- TASK TO COMPLETE
Repeat the records below exactly.

>> BEGIN

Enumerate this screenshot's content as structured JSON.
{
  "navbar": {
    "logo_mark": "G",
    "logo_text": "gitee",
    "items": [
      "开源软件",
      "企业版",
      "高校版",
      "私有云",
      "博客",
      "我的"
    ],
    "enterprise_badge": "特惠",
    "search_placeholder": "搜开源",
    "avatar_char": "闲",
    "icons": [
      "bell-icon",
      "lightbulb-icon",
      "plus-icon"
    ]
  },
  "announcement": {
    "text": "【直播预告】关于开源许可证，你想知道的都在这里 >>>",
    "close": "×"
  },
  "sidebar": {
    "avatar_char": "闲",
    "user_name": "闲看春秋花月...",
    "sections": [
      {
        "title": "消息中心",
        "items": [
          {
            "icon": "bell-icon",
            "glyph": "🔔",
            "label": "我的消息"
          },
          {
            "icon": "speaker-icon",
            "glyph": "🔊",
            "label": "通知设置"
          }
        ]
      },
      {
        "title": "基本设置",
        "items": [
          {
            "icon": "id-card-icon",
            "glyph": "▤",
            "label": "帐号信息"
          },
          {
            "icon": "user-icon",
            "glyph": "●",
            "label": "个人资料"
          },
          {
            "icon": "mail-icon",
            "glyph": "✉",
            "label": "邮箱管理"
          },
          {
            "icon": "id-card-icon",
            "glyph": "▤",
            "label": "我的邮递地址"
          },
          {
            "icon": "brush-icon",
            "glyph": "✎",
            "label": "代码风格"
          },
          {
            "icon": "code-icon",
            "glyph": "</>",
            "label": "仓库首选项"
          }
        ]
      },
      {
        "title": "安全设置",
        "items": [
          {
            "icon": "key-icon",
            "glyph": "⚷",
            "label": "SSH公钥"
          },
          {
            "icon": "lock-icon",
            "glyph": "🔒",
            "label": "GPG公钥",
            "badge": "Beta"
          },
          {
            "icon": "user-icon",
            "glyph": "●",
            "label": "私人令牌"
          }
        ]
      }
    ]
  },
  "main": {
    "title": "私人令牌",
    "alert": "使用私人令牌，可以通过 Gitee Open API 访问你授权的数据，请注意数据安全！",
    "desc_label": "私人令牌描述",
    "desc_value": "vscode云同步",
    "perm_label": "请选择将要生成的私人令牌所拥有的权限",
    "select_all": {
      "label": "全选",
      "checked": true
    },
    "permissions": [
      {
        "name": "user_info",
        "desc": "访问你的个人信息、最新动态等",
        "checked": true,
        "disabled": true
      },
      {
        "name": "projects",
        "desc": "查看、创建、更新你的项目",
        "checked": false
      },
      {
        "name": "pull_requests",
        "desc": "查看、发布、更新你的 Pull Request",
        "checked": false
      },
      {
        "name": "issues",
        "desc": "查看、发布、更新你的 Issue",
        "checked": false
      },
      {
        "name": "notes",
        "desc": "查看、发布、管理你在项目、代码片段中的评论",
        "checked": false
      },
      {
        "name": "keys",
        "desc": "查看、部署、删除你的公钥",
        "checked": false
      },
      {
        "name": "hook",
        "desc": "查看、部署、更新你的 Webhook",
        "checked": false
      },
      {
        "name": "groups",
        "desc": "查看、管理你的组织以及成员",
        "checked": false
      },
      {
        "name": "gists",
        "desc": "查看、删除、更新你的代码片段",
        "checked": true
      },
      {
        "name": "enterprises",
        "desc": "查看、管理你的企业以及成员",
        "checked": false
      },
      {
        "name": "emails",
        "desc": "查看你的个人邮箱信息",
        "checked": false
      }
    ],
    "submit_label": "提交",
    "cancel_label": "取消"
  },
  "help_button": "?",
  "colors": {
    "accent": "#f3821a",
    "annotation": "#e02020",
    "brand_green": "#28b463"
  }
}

>> END

- RESPONSE
Enumerate this screenshot's content as structured JSON.
{
  "navbar": {
    "logo_mark": "G",
    "logo_text": "gitee",
    "items": [
      "开源软件",
      "企业版",
      "高校版",
      "私有云",
      "博客",
      "我的"
    ],
    "enterprise_badge": "特惠",
    "search_placeholder": "搜开源",
    "avatar_char": "闲",
    "icons": [
      "bell-icon",
      "lightbulb-icon",
      "plus-icon"
    ]
  },
  "announcement": {
    "text": "【直播预告】关于开源许可证，你想知道的都在这里 >>>",
    "close": "×"
  },
  "sidebar": {
    "avatar_char": "闲",
    "user_name": "闲看春秋花月...",
    "sections": [
      {
        "title": "消息中心",
        "items": [
          {
            "icon": "bell-icon",
            "glyph": "🔔",
            "label": "我的消息"
          },
          {
            "icon": "speaker-icon",
            "glyph": "🔊",
            "label": "通知设置"
          }
        ]
      },
      {
        "title": "基本设置",
        "items": [
          {
            "icon": "id-card-icon",
            "glyph": "▤",
            "label": "帐号信息"
          },
          {
            "icon": "user-icon",
            "glyph": "●",
            "label": "个人资料"
          },
          {
            "icon": "mail-icon",
            "glyph": "✉",
            "label": "邮箱管理"
          },
          {
            "icon": "id-card-icon",
            "glyph": "▤",
            "label": "我的邮递地址"
          },
          {
            "icon": "brush-icon",
            "glyph": "✎",
            "label": "代码风格"
          },
          {
            "icon": "code-icon",
            "glyph": "</>",
            "label": "仓库首选项"
          }
        ]
      },
      {
        "title": "安全设置",
        "items": [
          {
            "icon": "key-icon",
            "glyph": "⚷",
            "label": "SSH公钥"
          },
          {
            "icon": "lock-icon",
            "glyph": "🔒",
            "label": "GPG公钥",
            "badge": "Beta"
          },
          {
            "icon": "user-icon",
            "glyph": "●",
            "label": "私人令牌"
          }
        ]
      }
    ]
  },
  "main": {
    "title": "私人令牌",
    "alert": "使用私人令牌，可以通过 Gitee Open API 访问你授权的数据，请注意数据安全！",
    "desc_label": "私人令牌描述",
    "desc_value": "vscode云同步",
    "perm_label": "请选择将要生成的私人令牌所拥有的权限",
    "select_all": {
      "label": "全选",
      "checked": true
    },
    "permissions": [
      {
        "name": "user_info",
        "desc": "访问你的个人信息、最新动态等",
        "checked": true,
        "disabled": true
      },
      {
        "name": "projects",
        "desc": "查看、创建、更新你的项目",
        "checked": false
      },
      {
        "name": "pull_requests",
        "desc": "查看、发布、更新你的 Pull Request",
        "checked": false
      },
      {
        "name": "issues",
        "desc": "查看、发布、更新你的 Issue",
        "checked": false
      },
      {
        "name": "notes",
        "desc": "查看、发布、管理你在项目、代码片段中的评论",
        "checked": false
      },
      {
        "name": "keys",
        "desc": "查看、部署、删除你的公钥",
        "checked": false
      },
      {
        "name": "hook",
        "desc": "查看、部署、更新你的 Webhook",
        "checked": false
      },
      {
        "name": "groups",
        "desc": "查看、管理你的组织以及成员",
        "checked": false
      },
      {
        "name": "gists",
        "desc": "查看、删除、更新你的代码片段",
        "checked": true
      },
      {
        "name": "enterprises",
        "desc": "查看、管理你的企业以及成员",
        "checked": false
      },
      {
        "name": "emails",
        "desc": "查看你的个人邮箱信息",
        "checked": false
      }
    ],
    "submit_label": "提交",
    "cancel_label": "取消"
  },
  "help_button": "?",
  "colors": {
    "accent": "#f3821a",
    "annotation": "#e02020",
    "brand_green": "#28b463"
  }
}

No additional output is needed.